[Dataset entries]

## START

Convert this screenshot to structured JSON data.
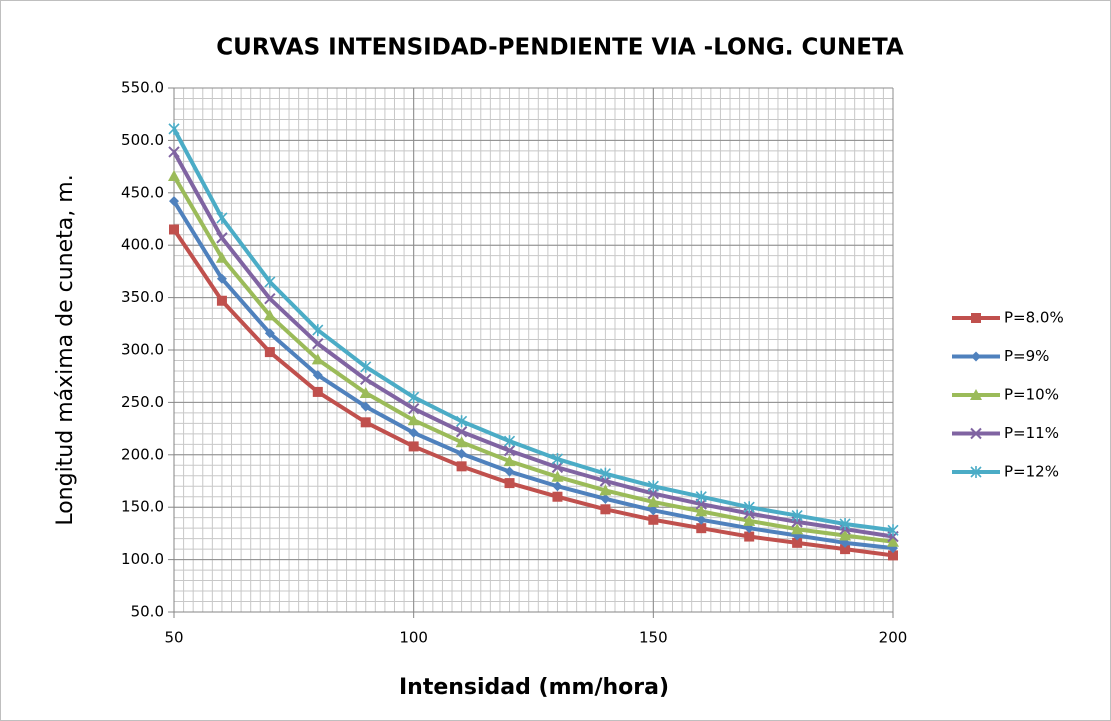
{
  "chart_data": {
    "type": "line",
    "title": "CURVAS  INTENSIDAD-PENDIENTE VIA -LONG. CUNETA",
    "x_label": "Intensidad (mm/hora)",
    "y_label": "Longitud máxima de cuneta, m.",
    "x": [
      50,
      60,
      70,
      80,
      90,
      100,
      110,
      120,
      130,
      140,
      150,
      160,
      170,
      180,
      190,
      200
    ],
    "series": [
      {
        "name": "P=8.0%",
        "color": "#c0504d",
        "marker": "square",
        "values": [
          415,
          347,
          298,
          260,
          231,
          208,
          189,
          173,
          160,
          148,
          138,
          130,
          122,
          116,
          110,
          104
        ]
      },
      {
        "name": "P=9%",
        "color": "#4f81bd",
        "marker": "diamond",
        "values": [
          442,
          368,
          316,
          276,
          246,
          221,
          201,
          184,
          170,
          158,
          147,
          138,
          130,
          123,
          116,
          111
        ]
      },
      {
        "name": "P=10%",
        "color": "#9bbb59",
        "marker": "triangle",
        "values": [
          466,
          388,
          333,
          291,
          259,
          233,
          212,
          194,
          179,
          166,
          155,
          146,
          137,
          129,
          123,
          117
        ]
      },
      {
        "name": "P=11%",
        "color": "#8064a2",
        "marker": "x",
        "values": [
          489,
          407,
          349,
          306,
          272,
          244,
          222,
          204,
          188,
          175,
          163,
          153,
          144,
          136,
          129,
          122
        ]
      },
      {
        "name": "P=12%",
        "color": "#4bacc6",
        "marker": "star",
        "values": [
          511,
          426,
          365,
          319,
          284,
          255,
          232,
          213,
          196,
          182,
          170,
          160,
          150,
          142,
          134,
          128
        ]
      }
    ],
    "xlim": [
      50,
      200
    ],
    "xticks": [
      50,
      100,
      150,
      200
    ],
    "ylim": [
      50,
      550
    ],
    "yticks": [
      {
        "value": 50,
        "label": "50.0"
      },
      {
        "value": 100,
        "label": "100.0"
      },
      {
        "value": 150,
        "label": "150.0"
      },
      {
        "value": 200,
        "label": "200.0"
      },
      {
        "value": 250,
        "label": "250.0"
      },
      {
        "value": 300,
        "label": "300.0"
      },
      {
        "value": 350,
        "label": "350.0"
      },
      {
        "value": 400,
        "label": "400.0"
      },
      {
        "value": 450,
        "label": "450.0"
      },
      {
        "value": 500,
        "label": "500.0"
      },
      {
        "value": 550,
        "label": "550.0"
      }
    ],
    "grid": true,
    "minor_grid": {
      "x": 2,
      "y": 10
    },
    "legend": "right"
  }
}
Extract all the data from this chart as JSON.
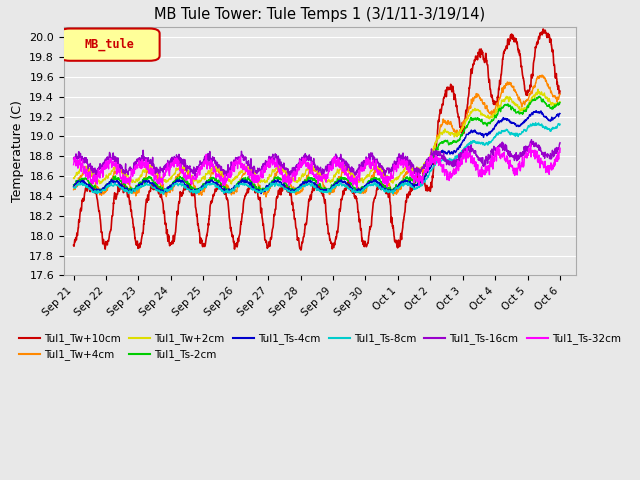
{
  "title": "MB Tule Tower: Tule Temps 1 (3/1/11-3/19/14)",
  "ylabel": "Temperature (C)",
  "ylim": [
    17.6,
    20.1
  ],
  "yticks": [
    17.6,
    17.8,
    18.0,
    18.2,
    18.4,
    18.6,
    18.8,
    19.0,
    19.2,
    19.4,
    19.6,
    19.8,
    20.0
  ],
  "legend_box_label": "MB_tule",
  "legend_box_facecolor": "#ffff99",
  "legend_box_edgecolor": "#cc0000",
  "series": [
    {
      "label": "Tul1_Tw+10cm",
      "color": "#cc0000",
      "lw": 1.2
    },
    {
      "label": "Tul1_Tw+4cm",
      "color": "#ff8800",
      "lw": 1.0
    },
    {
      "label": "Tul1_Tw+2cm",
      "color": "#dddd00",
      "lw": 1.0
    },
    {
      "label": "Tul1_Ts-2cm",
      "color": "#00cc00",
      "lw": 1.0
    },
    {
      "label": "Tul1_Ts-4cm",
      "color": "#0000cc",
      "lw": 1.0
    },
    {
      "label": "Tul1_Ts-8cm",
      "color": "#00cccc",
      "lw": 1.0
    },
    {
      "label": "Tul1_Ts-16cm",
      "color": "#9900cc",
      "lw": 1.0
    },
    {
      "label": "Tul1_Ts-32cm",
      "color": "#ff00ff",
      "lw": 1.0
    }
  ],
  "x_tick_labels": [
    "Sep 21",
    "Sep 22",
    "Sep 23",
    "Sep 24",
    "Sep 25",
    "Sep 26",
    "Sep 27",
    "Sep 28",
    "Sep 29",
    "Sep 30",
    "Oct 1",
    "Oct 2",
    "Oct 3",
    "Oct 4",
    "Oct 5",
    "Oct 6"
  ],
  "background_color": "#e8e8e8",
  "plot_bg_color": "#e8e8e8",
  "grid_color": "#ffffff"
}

## END

TO DO
Only the number is wanted: how many lines contain the string "title"?

TASK RESULT
2